:: Your instructions ::
Word for word, give the material below again, minus any images.

:: Supplied entries ::
━━━━━━━━━━━━━━━━━━━━

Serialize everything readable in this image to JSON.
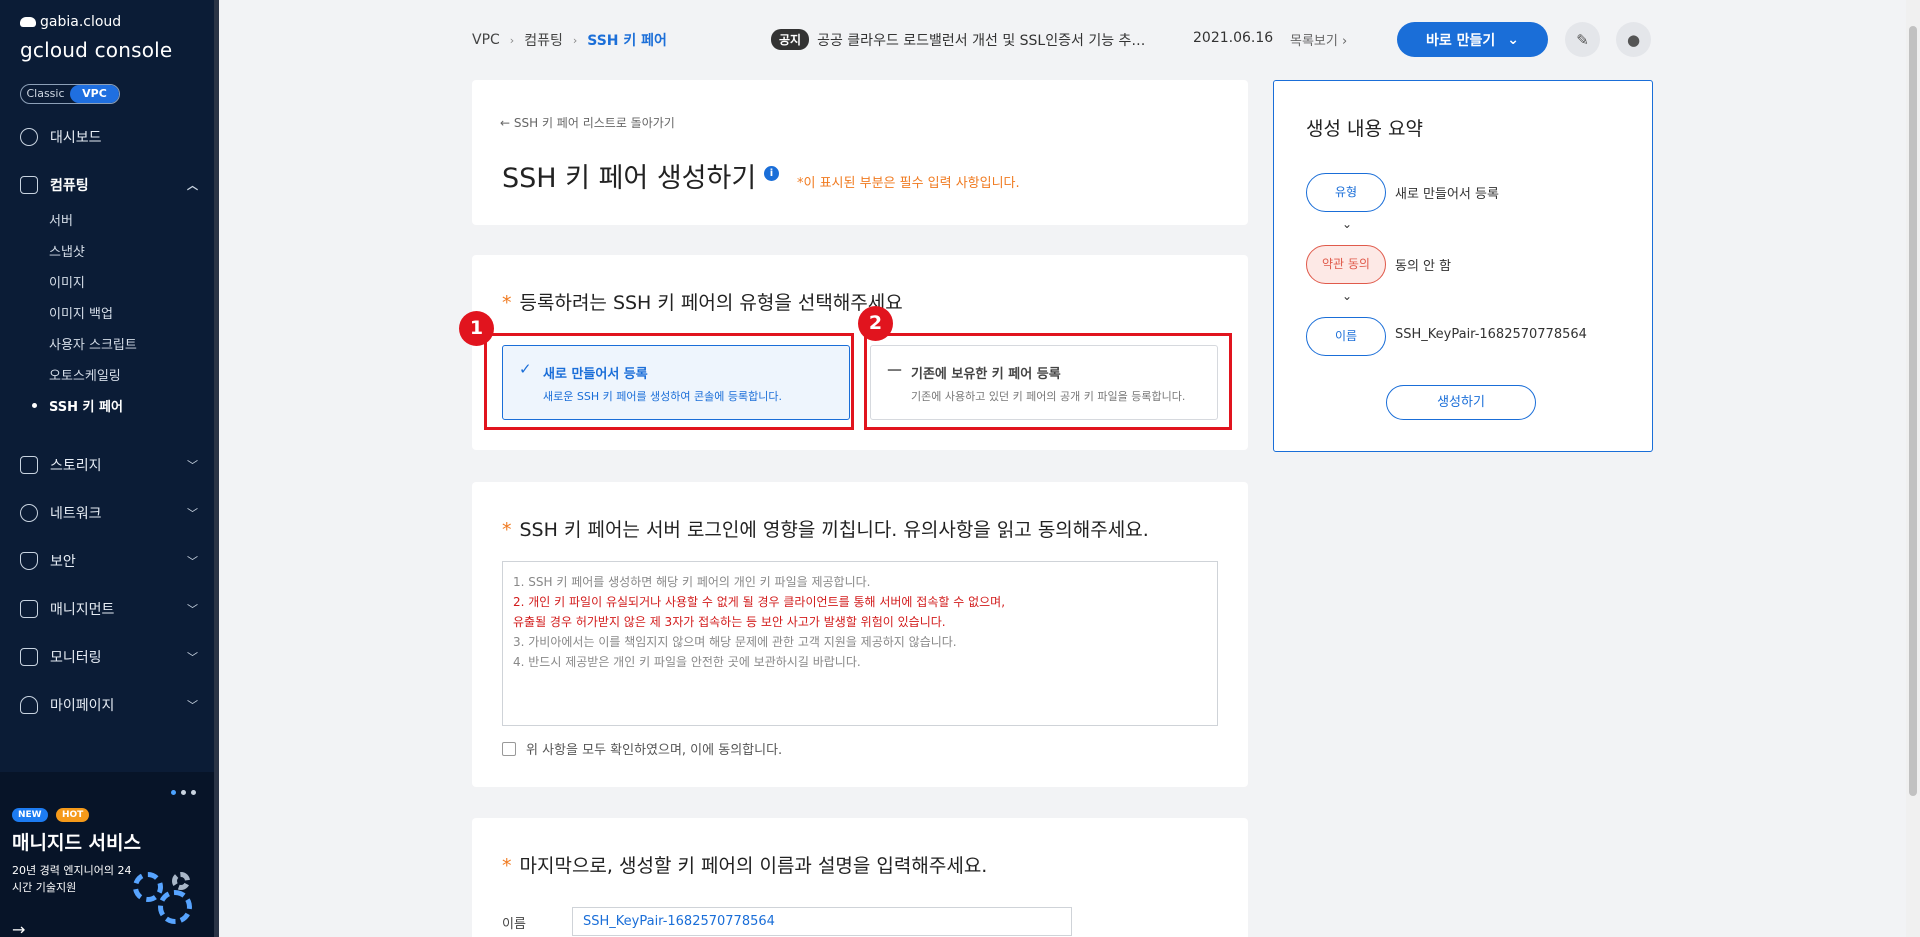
{
  "sidebar": {
    "logo_top": "gabia.cloud",
    "logo_main": "gcloud console",
    "mode": {
      "classic": "Classic",
      "vpc": "VPC"
    },
    "items": [
      {
        "label": "대시보드"
      },
      {
        "label": "컴퓨팅",
        "expanded": true
      },
      {
        "label": "스토리지"
      },
      {
        "label": "네트워크"
      },
      {
        "label": "보안"
      },
      {
        "label": "매니지먼트"
      },
      {
        "label": "모니터링"
      },
      {
        "label": "마이페이지"
      }
    ],
    "sub_items": [
      "서버",
      "스냅샷",
      "이미지",
      "이미지 백업",
      "사용자 스크립트",
      "오토스케일링",
      "SSH 키 페어"
    ],
    "promo": {
      "badge_new": "NEW",
      "badge_hot": "HOT",
      "title": "매니지드 서비스",
      "subtitle": "20년 경력 엔지니어의 24시간 기술지원"
    }
  },
  "topbar": {
    "breadcrumb": [
      "VPC",
      "컴퓨팅",
      "SSH 키 페어"
    ],
    "notice_tag": "공지",
    "notice_text": "공공 클라우드 로드밸런서 개선 및 SSL인증서 기능 추…",
    "notice_date": "2021.06.16",
    "notice_more": "목록보기",
    "make_button": "바로 만들기"
  },
  "header": {
    "back_link": "SSH 키 페어 리스트로 돌아가기",
    "title": "SSH 키 페어 생성하기",
    "required_note": "*이 표시된 부분은 필수 입력 사항입니다."
  },
  "type_section": {
    "title": "등록하려는 SSH 키 페어의 유형을 선택해주세요",
    "options": [
      {
        "title": "새로 만들어서 등록",
        "desc": "새로운 SSH 키 페어를 생성하여 콘솔에 등록합니다.",
        "selected": true,
        "marker": "1"
      },
      {
        "title": "기존에 보유한 키 페어 등록",
        "desc": "기존에 사용하고 있던 키 페어의 공개 키 파일을 등록합니다.",
        "selected": false,
        "marker": "2"
      }
    ]
  },
  "terms_section": {
    "title": "SSH 키 페어는 서버 로그인에 영향을 끼칩니다. 유의사항을 읽고 동의해주세요.",
    "lines": [
      "1. SSH 키 페어를 생성하면 해당 키 페어의 개인 키 파일을 제공합니다.",
      "2. 개인 키 파일이 유실되거나 사용할 수 없게 될 경우 클라이언트를 통해 서버에 접속할 수 없으며,",
      "유출될 경우 허가받지 않은 제 3자가 접속하는 등 보안 사고가 발생할 위험이 있습니다.",
      "3. 가비아에서는 이를 책임지지 않으며 해당 문제에 관한 고객 지원을 제공하지 않습니다.",
      "4. 반드시 제공받은 개인 키 파일을 안전한 곳에 보관하시길 바랍니다."
    ],
    "agree_label": "위 사항을 모두 확인하였으며, 이에 동의합니다."
  },
  "name_section": {
    "title": "마지막으로, 생성할 키 페어의 이름과 설명을 입력해주세요.",
    "name_label": "이름",
    "name_value": "SSH_KeyPair-1682570778564"
  },
  "summary": {
    "title": "생성 내용 요약",
    "rows": [
      {
        "pill": "유형",
        "value": "새로 만들어서 등록"
      },
      {
        "pill": "약관 동의",
        "value": "동의 안 함"
      },
      {
        "pill": "이름",
        "value": "SSH_KeyPair-1682570778564"
      }
    ],
    "create_button": "생성하기"
  },
  "colors": {
    "brand": "#1a6ed8",
    "sidebar_bg": "#0b1c36",
    "highlight": "#e1141e",
    "required": "#f07a20"
  }
}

━━━━━━━━━━━━━━━━━━━━

:: Exercise response ::
Serialize everything readable in this image to JSON.
{
  "sidebar": {
    "logo_top": "gabia.cloud",
    "logo_main": "gcloud console",
    "mode": {
      "classic": "Classic",
      "vpc": "VPC"
    },
    "items": [
      {
        "label": "대시보드"
      },
      {
        "label": "컴퓨팅",
        "expanded": true
      },
      {
        "label": "스토리지"
      },
      {
        "label": "네트워크"
      },
      {
        "label": "보안"
      },
      {
        "label": "매니지먼트"
      },
      {
        "label": "모니터링"
      },
      {
        "label": "마이페이지"
      }
    ],
    "sub_items": [
      "서버",
      "스냅샷",
      "이미지",
      "이미지 백업",
      "사용자 스크립트",
      "오토스케일링",
      "SSH 키 페어"
    ],
    "promo": {
      "badge_new": "NEW",
      "badge_hot": "HOT",
      "title": "매니지드 서비스",
      "subtitle": "20년 경력 엔지니어의 24시간 기술지원"
    }
  },
  "topbar": {
    "breadcrumb": [
      "VPC",
      "컴퓨팅",
      "SSH 키 페어"
    ],
    "notice_tag": "공지",
    "notice_text": "공공 클라우드 로드밸런서 개선 및 SSL인증서 기능 추…",
    "notice_date": "2021.06.16",
    "notice_more": "목록보기",
    "make_button": "바로 만들기"
  },
  "header": {
    "back_link": "SSH 키 페어 리스트로 돌아가기",
    "title": "SSH 키 페어 생성하기",
    "required_note": "*이 표시된 부분은 필수 입력 사항입니다."
  },
  "type_section": {
    "title": "등록하려는 SSH 키 페어의 유형을 선택해주세요",
    "options": [
      {
        "title": "새로 만들어서 등록",
        "desc": "새로운 SSH 키 페어를 생성하여 콘솔에 등록합니다.",
        "selected": true,
        "marker": "1"
      },
      {
        "title": "기존에 보유한 키 페어 등록",
        "desc": "기존에 사용하고 있던 키 페어의 공개 키 파일을 등록합니다.",
        "selected": false,
        "marker": "2"
      }
    ]
  },
  "terms_section": {
    "title": "SSH 키 페어는 서버 로그인에 영향을 끼칩니다. 유의사항을 읽고 동의해주세요.",
    "lines": [
      "1. SSH 키 페어를 생성하면 해당 키 페어의 개인 키 파일을 제공합니다.",
      "2. 개인 키 파일이 유실되거나 사용할 수 없게 될 경우 클라이언트를 통해 서버에 접속할 수 없으며,",
      "유출될 경우 허가받지 않은 제 3자가 접속하는 등 보안 사고가 발생할 위험이 있습니다.",
      "3. 가비아에서는 이를 책임지지 않으며 해당 문제에 관한 고객 지원을 제공하지 않습니다.",
      "4. 반드시 제공받은 개인 키 파일을 안전한 곳에 보관하시길 바랍니다."
    ],
    "agree_label": "위 사항을 모두 확인하였으며, 이에 동의합니다."
  },
  "name_section": {
    "title": "마지막으로, 생성할 키 페어의 이름과 설명을 입력해주세요.",
    "name_label": "이름",
    "name_value": "SSH_KeyPair-1682570778564"
  },
  "summary": {
    "title": "생성 내용 요약",
    "rows": [
      {
        "pill": "유형",
        "value": "새로 만들어서 등록"
      },
      {
        "pill": "약관 동의",
        "value": "동의 안 함"
      },
      {
        "pill": "이름",
        "value": "SSH_KeyPair-1682570778564"
      }
    ],
    "create_button": "생성하기"
  },
  "colors": {
    "brand": "#1a6ed8",
    "sidebar_bg": "#0b1c36",
    "highlight": "#e1141e",
    "required": "#f07a20"
  }
}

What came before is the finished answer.